YOUR OBJECTIVE. Count how many lines contain the word "this". Please give only the number.

ENTRIES.
-*-

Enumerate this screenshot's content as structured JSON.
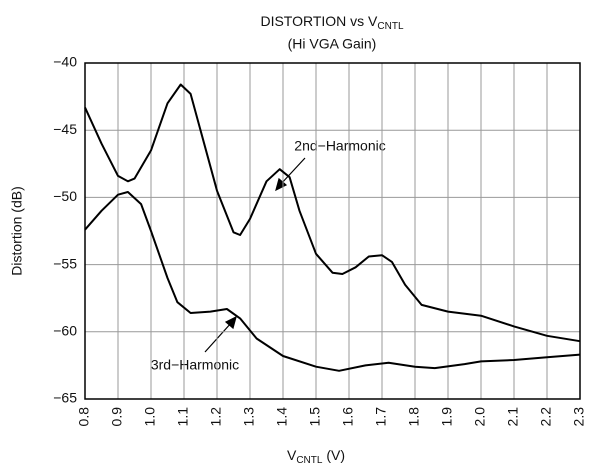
{
  "chart_data": {
    "type": "line",
    "title": {
      "main": "DISTORTION vs V",
      "sub": "CNTL"
    },
    "subtitle": "(Hi VGA Gain)",
    "x_label": {
      "main": "V",
      "sub": "CNTL",
      "unit": " (V)"
    },
    "y_label": "Distortion (dB)",
    "xlim": [
      0.8,
      2.3
    ],
    "xticks": [
      0.8,
      0.9,
      {
        "value": 1,
        "label": "1.0"
      },
      1.1,
      1.2,
      1.3,
      1.4,
      1.5,
      1.6,
      1.7,
      1.8,
      1.9,
      {
        "value": 2,
        "label": "2.0"
      },
      2.1,
      2.2,
      2.3
    ],
    "ylim": [
      -65,
      -40
    ],
    "yticks": [
      {
        "value": -40,
        "label": "−40"
      },
      {
        "value": -45,
        "label": "−45"
      },
      {
        "value": -50,
        "label": "−50"
      },
      {
        "value": -55,
        "label": "−55"
      },
      {
        "value": -60,
        "label": "−60"
      },
      {
        "value": -65,
        "label": "−65"
      }
    ],
    "grid": true,
    "annotations": [
      "2nd−Harmonic",
      "3rd−Harmonic"
    ],
    "series": [
      {
        "color": "#000000",
        "x": [
          0.8,
          0.85,
          0.9,
          0.93,
          0.95,
          1.0,
          1.05,
          1.09,
          1.12,
          1.15,
          1.2,
          1.25,
          1.27,
          1.3,
          1.35,
          1.39,
          1.42,
          1.45,
          1.5,
          1.55,
          1.58,
          1.62,
          1.66,
          1.7,
          1.73,
          1.77,
          1.82,
          1.9,
          2.0,
          2.1,
          2.2,
          2.3
        ],
        "values": [
          -43.3,
          -46,
          -48.4,
          -48.8,
          -48.6,
          -46.5,
          -43,
          -41.6,
          -42.3,
          -45,
          -49.5,
          -52.6,
          -52.8,
          -51.6,
          -48.8,
          -47.9,
          -48.5,
          -51,
          -54.2,
          -55.6,
          -55.7,
          -55.2,
          -54.4,
          -54.3,
          -54.8,
          -56.5,
          -58,
          -58.5,
          -58.8,
          -59.6,
          -60.3,
          -60.7
        ]
      },
      {
        "color": "#000000",
        "x": [
          0.8,
          0.85,
          0.9,
          0.93,
          0.97,
          1.0,
          1.05,
          1.08,
          1.12,
          1.18,
          1.23,
          1.27,
          1.32,
          1.4,
          1.5,
          1.57,
          1.65,
          1.72,
          1.8,
          1.86,
          1.95,
          2.0,
          2.1,
          2.2,
          2.3
        ],
        "values": [
          -52.4,
          -51,
          -49.8,
          -49.6,
          -50.5,
          -52.5,
          -56,
          -57.8,
          -58.6,
          -58.5,
          -58.3,
          -59,
          -60.5,
          -61.8,
          -62.6,
          -62.9,
          -62.5,
          -62.3,
          -62.6,
          -62.7,
          -62.4,
          -62.2,
          -62.1,
          -61.9,
          -61.7
        ]
      }
    ]
  }
}
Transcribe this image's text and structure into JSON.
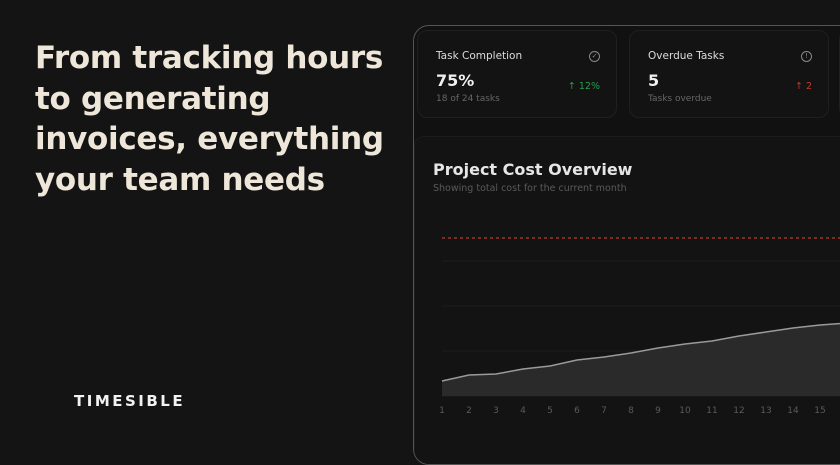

-*-

WRITTEN ANSWER. 2